◆ **RECORDED DATA**

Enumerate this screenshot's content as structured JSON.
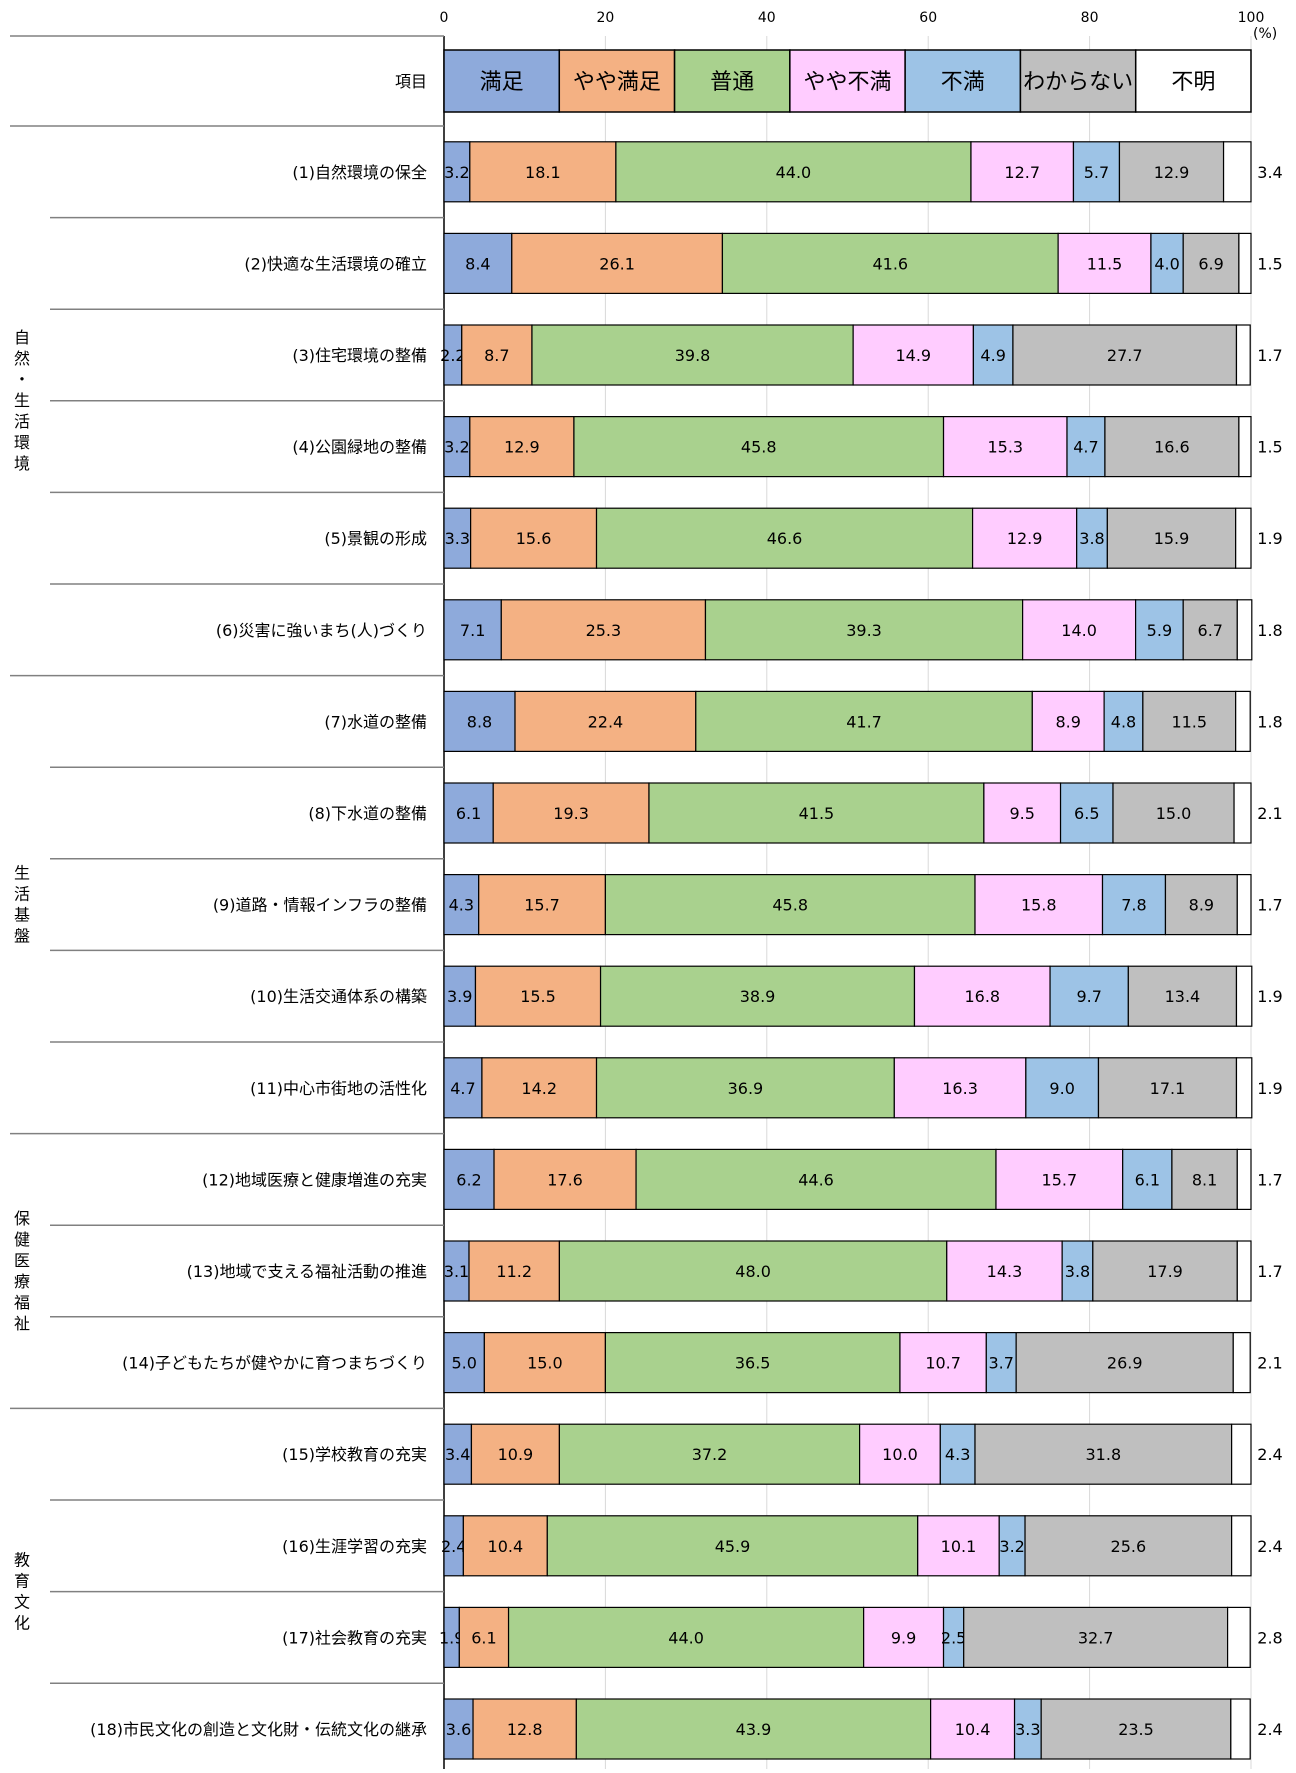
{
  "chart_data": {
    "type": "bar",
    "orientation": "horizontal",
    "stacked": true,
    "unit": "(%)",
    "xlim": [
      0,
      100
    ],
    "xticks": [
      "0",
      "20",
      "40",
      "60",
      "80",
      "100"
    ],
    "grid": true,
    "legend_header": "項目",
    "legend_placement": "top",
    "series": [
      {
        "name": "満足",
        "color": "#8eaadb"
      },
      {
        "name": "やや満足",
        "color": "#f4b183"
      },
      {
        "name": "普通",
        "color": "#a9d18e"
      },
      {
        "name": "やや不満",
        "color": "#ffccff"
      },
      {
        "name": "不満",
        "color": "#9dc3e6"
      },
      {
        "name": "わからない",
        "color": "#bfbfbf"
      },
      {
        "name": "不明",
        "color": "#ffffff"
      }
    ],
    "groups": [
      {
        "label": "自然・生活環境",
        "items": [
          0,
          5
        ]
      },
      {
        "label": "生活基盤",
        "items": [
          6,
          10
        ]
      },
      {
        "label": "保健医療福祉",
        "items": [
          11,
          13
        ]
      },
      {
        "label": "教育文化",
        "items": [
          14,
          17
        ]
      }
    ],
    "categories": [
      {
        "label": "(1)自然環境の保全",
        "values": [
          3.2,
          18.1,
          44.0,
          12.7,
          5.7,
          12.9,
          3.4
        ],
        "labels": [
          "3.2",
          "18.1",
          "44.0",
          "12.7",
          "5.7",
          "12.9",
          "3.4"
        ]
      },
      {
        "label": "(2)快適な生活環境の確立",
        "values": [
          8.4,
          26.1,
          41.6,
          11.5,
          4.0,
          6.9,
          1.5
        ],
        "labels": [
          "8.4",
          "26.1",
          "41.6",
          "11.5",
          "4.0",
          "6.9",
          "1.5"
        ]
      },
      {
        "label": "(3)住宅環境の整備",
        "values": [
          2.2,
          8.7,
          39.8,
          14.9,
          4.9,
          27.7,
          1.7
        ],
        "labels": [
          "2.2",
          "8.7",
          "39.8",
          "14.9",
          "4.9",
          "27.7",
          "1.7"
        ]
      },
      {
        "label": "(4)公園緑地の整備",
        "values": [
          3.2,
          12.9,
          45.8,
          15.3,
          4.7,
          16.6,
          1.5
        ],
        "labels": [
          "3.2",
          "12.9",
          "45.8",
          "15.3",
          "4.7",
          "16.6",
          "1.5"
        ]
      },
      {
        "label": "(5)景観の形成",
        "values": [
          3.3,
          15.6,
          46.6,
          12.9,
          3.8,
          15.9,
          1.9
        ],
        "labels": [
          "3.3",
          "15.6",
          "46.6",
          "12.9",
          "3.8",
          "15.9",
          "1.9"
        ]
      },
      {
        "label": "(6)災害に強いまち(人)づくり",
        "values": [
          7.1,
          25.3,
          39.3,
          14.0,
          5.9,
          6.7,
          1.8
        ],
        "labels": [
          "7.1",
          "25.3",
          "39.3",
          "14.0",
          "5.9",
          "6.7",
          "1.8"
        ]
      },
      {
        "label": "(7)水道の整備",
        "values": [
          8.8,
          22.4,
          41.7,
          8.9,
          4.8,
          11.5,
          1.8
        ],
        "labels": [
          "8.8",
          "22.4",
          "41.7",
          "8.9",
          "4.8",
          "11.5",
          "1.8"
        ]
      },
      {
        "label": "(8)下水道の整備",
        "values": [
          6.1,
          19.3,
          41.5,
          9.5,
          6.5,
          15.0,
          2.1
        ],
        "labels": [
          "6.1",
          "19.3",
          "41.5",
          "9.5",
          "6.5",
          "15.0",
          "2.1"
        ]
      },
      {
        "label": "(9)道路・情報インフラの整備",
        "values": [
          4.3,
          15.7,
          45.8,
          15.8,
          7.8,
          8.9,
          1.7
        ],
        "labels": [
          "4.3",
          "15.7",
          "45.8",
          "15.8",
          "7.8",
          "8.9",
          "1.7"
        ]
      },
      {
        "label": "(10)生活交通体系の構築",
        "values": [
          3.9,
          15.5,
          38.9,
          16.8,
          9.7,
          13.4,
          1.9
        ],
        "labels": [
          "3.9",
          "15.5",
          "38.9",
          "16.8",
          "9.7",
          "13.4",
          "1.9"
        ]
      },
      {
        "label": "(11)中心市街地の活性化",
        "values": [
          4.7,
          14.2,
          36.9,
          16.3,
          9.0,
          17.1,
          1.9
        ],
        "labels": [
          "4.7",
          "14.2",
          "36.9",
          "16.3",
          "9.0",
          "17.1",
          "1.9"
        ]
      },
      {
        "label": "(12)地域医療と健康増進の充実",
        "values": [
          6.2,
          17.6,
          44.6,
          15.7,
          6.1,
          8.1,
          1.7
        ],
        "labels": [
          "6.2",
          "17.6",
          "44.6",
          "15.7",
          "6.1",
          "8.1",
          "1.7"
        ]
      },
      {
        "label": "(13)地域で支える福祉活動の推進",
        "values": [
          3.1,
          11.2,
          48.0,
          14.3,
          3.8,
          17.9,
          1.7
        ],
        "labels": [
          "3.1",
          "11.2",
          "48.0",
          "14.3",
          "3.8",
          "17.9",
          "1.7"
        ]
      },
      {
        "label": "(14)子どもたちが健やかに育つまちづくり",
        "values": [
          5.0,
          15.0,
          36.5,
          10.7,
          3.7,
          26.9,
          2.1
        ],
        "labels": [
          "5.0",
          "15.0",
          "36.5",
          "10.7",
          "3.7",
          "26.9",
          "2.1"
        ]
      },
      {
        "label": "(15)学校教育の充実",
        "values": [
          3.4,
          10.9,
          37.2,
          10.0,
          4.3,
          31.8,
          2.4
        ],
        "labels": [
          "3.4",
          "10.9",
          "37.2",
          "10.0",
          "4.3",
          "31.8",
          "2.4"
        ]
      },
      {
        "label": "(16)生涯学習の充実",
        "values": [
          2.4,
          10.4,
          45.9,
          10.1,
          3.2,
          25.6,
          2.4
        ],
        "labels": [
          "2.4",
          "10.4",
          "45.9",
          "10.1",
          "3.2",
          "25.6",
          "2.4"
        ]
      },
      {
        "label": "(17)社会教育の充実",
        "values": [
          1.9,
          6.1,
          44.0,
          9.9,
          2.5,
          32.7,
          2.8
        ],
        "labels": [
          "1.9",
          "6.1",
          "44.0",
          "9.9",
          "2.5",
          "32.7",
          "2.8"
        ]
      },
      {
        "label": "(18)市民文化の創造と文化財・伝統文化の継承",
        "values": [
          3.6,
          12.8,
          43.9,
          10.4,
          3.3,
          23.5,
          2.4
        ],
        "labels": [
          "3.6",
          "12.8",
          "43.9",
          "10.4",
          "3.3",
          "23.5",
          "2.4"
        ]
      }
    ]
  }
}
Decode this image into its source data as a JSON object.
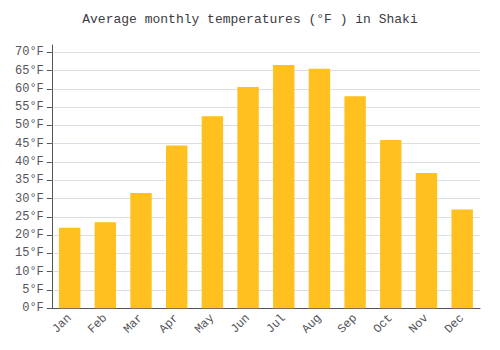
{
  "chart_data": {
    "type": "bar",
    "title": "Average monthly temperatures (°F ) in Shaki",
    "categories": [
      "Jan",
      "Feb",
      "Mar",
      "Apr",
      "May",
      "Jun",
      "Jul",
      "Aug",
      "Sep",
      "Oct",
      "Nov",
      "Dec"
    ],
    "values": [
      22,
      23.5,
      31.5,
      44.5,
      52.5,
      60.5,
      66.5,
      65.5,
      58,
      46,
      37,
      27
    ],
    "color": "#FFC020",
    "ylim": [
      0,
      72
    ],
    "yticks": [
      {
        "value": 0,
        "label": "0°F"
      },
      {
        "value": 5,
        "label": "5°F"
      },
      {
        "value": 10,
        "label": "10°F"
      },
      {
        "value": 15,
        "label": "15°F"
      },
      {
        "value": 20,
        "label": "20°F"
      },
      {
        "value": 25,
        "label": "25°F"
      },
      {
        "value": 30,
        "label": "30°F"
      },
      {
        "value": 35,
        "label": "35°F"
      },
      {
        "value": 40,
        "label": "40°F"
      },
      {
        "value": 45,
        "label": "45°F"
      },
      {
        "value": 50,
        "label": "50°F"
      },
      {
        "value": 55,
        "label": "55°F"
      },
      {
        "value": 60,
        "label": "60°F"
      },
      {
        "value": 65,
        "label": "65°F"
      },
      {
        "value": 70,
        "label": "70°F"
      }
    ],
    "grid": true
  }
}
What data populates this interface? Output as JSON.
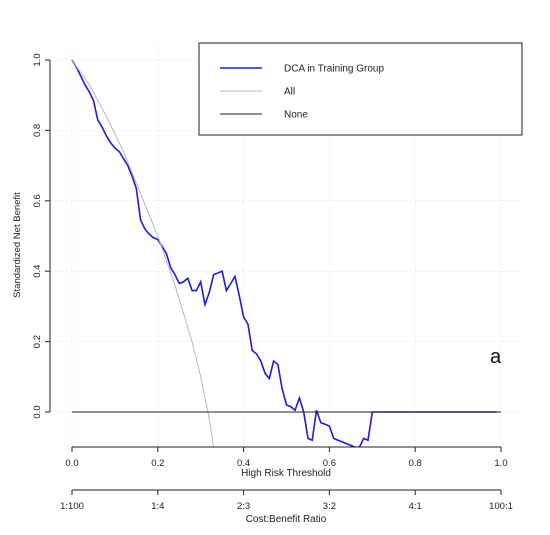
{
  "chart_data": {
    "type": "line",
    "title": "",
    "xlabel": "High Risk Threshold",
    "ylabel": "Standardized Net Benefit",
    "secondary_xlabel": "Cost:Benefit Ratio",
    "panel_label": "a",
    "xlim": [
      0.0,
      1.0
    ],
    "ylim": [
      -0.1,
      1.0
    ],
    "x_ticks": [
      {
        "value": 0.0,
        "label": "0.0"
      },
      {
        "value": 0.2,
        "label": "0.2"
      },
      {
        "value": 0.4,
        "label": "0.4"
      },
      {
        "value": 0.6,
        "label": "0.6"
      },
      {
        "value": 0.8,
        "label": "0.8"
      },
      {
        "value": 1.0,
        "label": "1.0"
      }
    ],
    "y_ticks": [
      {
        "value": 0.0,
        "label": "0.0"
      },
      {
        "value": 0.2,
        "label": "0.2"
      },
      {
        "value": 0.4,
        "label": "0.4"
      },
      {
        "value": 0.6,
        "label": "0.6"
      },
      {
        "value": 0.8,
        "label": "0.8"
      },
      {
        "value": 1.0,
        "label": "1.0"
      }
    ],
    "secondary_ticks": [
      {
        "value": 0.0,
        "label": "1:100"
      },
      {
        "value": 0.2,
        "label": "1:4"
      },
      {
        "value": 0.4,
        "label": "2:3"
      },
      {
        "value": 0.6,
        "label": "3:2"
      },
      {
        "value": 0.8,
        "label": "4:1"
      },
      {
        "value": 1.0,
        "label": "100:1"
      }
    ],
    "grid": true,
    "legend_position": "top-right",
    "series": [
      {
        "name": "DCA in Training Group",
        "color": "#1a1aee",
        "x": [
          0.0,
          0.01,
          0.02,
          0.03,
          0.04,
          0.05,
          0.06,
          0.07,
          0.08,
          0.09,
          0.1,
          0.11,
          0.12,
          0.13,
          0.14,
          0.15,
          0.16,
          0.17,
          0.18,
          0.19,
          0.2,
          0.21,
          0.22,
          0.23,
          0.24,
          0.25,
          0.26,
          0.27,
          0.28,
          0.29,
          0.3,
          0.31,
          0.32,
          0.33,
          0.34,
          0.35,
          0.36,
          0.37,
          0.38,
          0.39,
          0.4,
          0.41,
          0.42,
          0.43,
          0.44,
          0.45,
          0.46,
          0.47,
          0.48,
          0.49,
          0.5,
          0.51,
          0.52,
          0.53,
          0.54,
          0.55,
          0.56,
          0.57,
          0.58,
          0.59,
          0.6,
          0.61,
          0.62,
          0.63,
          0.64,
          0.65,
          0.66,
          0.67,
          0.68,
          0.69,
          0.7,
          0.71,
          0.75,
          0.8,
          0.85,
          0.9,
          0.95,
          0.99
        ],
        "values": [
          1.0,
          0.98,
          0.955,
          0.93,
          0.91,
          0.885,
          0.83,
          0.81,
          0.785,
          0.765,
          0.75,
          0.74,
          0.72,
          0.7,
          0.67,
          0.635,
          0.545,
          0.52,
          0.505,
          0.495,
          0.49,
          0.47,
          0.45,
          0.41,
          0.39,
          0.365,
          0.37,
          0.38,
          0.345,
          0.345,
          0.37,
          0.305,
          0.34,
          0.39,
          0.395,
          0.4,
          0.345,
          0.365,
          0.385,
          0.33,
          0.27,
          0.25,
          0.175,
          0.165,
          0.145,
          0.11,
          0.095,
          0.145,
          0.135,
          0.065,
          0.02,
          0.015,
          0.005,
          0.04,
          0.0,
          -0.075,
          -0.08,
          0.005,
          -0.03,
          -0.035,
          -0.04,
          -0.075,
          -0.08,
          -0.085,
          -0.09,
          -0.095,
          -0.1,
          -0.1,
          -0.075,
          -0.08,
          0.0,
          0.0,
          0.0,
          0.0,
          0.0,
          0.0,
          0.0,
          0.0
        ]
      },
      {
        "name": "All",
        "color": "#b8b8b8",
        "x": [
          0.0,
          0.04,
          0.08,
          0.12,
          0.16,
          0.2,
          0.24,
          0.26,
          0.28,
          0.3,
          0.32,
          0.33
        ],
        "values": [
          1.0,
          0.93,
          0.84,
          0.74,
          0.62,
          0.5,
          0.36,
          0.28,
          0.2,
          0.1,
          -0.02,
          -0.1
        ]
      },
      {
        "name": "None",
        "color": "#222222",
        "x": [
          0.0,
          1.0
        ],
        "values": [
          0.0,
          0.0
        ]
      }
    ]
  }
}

◆ **DIRECTION**
In the listing above, find the lines holding the word "title" and copy them.

◆ **WRITTEN ANSWER**
    "title": "Average monthly temperatures (°F ) in Shaki",
    "title": "",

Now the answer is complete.